▶ [Data entries]:
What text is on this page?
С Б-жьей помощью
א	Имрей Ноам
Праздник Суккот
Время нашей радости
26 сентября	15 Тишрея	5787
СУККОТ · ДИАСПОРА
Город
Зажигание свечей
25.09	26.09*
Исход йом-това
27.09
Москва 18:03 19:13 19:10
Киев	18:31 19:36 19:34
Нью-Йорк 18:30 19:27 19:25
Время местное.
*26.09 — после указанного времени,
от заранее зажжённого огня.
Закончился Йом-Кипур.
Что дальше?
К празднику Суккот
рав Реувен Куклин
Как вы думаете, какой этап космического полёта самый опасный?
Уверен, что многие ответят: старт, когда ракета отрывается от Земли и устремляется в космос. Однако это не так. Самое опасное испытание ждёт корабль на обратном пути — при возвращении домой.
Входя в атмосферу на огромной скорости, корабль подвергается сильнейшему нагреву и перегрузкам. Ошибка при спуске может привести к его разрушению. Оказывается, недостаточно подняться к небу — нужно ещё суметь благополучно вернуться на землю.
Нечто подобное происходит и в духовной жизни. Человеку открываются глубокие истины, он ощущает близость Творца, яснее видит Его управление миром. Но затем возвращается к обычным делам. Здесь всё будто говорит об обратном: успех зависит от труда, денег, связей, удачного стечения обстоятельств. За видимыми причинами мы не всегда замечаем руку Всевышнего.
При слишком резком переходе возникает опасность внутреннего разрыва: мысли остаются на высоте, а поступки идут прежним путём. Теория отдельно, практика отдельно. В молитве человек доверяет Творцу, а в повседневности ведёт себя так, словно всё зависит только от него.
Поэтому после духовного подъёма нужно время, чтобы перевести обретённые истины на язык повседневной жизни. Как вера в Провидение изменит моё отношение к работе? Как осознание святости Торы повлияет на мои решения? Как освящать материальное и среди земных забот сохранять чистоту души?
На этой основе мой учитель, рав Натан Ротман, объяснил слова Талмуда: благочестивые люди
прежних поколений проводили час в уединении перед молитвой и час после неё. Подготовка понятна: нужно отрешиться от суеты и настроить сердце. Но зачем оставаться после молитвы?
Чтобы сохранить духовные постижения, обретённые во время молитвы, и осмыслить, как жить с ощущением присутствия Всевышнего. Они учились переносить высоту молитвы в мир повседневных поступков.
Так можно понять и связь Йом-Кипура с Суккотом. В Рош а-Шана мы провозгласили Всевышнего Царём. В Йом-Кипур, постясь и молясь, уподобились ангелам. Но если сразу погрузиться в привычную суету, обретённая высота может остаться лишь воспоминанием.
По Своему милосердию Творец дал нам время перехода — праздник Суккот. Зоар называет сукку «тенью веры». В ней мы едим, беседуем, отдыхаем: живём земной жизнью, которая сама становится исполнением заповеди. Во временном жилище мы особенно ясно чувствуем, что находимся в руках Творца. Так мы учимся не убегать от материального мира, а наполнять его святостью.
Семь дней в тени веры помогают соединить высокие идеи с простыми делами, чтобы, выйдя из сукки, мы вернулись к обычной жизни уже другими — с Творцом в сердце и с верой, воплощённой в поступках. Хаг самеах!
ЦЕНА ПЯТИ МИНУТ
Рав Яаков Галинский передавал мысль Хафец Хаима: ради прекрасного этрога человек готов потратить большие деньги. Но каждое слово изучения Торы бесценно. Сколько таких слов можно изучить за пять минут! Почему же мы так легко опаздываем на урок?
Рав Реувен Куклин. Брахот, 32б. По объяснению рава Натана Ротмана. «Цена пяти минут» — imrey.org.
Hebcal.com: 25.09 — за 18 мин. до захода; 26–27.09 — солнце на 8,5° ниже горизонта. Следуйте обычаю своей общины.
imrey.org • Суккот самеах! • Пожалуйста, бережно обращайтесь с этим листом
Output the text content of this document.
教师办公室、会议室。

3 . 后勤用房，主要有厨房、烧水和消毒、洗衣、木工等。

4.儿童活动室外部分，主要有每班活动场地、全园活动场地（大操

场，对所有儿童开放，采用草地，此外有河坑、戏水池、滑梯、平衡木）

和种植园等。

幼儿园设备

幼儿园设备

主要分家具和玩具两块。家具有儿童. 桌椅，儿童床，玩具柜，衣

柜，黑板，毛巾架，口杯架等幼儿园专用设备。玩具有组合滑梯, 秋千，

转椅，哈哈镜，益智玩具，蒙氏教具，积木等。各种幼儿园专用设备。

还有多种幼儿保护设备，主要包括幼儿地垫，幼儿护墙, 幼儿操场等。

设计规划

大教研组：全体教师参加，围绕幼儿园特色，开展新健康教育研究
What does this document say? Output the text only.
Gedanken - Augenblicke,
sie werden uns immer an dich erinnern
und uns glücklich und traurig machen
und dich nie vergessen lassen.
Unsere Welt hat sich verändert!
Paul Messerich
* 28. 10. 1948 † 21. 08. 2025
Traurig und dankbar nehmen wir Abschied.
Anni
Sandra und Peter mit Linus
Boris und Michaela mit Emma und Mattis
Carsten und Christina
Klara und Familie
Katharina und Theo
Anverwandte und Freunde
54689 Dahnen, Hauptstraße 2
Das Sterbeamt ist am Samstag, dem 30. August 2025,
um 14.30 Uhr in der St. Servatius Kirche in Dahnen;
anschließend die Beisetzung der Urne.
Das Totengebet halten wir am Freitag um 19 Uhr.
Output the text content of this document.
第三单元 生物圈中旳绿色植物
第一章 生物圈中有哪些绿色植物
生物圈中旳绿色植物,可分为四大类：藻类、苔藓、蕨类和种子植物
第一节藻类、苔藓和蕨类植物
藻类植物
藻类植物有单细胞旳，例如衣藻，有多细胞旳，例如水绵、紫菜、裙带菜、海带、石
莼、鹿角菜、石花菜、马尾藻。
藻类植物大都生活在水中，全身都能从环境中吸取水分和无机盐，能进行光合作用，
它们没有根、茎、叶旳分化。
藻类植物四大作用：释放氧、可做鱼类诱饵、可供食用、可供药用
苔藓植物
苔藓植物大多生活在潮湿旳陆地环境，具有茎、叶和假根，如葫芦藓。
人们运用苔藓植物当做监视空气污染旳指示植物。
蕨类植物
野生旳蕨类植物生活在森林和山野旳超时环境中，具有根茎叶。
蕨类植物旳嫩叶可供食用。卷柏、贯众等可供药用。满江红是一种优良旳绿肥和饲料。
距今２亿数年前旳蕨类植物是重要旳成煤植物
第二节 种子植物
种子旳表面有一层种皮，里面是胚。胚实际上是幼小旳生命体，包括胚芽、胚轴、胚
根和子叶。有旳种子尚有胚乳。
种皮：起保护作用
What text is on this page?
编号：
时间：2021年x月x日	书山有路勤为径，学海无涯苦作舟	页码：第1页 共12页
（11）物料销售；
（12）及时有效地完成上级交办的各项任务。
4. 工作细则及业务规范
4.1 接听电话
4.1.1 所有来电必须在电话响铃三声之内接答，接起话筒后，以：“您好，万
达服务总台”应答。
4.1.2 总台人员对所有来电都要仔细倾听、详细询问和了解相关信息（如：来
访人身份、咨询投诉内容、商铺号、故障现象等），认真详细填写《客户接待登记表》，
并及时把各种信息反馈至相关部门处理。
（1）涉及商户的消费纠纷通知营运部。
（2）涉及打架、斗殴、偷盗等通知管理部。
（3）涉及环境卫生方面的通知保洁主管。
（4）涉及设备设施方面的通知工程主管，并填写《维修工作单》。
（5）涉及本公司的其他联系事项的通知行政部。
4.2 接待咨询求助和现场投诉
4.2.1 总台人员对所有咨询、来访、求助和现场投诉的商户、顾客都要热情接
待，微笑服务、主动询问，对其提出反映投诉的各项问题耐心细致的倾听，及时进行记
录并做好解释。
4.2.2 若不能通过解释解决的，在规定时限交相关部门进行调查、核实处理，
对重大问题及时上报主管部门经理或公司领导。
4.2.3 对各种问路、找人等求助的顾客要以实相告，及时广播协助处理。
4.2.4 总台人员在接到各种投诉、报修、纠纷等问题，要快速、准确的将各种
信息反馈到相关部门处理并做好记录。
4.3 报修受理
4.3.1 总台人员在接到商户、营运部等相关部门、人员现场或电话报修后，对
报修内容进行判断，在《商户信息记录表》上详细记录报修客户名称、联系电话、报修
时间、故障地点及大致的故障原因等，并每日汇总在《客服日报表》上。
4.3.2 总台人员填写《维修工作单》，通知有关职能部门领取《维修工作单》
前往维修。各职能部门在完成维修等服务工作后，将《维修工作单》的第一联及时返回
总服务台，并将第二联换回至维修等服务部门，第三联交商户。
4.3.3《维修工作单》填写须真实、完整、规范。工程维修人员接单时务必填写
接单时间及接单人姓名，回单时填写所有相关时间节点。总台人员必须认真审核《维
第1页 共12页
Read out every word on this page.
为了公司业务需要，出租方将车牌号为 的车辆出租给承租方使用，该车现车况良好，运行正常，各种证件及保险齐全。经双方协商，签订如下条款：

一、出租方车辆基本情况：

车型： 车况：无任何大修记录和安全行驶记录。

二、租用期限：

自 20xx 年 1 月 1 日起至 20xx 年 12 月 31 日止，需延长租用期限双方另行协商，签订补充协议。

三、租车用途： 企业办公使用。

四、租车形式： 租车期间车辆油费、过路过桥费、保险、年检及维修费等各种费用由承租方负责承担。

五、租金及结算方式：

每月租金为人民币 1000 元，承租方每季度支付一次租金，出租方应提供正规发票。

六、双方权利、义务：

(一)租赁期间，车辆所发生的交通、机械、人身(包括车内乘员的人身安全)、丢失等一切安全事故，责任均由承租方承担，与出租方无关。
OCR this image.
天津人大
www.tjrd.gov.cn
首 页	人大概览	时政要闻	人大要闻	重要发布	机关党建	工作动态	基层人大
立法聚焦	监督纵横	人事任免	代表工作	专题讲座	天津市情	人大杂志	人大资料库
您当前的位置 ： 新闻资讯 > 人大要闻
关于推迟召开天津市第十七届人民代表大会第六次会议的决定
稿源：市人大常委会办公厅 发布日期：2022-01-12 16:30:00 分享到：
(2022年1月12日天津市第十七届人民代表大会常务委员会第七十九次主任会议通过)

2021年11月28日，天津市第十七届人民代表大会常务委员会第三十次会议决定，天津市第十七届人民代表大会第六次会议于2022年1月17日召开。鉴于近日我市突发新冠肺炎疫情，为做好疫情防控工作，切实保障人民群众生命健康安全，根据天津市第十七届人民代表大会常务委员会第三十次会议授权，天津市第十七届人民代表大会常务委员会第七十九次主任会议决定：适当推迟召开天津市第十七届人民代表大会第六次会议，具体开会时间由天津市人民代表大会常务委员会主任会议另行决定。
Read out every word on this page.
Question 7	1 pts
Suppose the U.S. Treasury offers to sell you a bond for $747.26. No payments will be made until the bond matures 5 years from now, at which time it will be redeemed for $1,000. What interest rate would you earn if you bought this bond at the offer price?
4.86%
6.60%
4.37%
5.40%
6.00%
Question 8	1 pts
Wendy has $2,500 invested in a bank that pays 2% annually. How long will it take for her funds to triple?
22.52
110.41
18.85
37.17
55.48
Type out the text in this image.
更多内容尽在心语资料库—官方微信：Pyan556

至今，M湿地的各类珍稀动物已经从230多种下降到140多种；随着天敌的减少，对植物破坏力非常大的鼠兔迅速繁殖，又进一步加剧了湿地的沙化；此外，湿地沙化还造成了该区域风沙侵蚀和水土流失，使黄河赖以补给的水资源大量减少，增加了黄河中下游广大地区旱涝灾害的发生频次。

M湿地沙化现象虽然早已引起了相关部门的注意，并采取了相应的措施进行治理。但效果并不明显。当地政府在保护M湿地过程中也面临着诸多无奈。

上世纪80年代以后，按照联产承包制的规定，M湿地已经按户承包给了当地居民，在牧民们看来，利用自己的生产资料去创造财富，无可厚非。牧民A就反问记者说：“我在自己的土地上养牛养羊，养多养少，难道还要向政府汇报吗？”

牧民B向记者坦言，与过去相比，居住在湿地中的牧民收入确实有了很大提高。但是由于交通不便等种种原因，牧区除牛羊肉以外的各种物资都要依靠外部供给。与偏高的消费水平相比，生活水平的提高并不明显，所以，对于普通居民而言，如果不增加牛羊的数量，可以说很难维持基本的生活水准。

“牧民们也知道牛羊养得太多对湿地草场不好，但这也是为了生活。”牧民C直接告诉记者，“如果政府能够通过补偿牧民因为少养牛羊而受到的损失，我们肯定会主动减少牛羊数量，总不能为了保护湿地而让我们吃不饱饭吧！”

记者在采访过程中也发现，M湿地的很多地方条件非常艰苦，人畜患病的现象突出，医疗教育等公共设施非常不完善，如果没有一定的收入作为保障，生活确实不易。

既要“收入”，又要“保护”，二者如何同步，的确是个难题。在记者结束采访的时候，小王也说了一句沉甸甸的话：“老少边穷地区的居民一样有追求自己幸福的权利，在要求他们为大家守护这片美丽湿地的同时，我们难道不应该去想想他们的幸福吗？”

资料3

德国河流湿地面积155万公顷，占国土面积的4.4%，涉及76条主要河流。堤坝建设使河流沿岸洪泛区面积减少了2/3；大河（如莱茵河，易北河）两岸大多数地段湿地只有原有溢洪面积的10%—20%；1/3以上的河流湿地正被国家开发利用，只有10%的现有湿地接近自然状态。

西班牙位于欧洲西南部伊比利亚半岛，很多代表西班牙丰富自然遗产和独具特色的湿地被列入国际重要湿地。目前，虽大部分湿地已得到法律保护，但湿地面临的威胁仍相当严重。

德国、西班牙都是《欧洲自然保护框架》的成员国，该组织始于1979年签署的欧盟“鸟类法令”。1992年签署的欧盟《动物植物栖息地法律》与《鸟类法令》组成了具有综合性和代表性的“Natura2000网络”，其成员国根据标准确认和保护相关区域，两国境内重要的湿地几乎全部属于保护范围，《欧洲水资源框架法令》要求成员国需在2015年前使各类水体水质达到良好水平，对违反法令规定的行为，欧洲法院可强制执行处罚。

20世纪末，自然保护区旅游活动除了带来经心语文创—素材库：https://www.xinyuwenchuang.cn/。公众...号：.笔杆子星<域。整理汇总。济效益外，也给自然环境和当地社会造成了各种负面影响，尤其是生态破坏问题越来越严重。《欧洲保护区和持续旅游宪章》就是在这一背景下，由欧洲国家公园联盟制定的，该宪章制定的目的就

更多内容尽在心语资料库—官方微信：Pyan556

▶ [Do this]: Show every line of the listing in which the string "dich" can be found.

▶ [The solution]:
sie werden uns immer an dich erinnern
und dich nie vergessen lassen.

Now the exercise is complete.